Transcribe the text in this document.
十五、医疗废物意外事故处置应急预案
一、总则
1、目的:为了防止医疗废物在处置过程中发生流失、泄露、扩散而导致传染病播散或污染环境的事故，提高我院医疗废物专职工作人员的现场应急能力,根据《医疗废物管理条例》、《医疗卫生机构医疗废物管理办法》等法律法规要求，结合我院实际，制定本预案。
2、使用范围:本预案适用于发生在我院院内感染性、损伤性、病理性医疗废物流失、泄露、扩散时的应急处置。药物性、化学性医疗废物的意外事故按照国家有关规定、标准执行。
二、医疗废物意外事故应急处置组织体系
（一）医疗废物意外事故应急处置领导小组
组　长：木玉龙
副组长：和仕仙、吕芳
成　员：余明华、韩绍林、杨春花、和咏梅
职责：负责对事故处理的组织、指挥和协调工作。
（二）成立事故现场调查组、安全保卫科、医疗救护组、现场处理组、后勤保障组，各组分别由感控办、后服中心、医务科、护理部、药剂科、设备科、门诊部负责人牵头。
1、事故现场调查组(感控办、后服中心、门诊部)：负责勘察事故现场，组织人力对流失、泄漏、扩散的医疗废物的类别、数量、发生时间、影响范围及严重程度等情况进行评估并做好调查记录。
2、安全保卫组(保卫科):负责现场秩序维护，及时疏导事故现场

■ ■ ■ ■ ■ ■ ■

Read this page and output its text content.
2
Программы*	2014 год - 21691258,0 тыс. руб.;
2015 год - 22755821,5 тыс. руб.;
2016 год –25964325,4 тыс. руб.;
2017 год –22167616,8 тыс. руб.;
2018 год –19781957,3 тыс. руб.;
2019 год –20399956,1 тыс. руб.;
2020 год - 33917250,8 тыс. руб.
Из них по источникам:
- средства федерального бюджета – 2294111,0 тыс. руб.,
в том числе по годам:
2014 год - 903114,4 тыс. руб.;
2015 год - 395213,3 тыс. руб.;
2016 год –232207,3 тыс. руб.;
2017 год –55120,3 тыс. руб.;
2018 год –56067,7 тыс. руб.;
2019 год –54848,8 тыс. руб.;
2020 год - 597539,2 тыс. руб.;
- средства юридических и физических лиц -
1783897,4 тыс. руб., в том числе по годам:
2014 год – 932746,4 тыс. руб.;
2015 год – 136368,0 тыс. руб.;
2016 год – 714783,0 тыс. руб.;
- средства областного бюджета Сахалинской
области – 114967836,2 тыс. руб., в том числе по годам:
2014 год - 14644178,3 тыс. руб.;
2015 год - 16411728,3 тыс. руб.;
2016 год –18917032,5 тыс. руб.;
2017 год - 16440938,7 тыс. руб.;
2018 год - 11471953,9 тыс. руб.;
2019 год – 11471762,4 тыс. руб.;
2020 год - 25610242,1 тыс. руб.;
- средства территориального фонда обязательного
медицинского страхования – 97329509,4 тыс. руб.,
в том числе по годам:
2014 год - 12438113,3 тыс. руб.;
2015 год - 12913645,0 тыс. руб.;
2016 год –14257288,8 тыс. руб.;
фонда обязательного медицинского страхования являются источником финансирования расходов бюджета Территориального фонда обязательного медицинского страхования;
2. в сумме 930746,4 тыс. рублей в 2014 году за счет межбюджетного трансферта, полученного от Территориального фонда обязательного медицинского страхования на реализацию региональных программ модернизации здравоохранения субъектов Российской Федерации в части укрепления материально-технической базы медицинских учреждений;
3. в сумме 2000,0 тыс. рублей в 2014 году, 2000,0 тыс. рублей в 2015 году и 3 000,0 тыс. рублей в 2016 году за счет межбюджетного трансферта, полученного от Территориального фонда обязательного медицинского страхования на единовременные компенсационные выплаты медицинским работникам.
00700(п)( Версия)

■ ■ ■ ■ ■ ■ ■

EXERCISE AIM: Only lines that contain the word "后服中心" are wanted; copy each of them.

WRITTEN RESPONSE:
（二）成立事故现场调查组、安全保卫科、医疗救护组、现场处理组、后勤保障组，各组分别由感控办、后服中心、医务科、护理部、药剂科、设备科、门诊部负责人牵头。
1、事故现场调查组(感控办、后服中心、门诊部)：负责勘察事故现场，组织人力对流失、泄漏、扩散的医疗废物的类别、数量、发生时间、影响范围及严重程度等情况进行评估并做好调查记录。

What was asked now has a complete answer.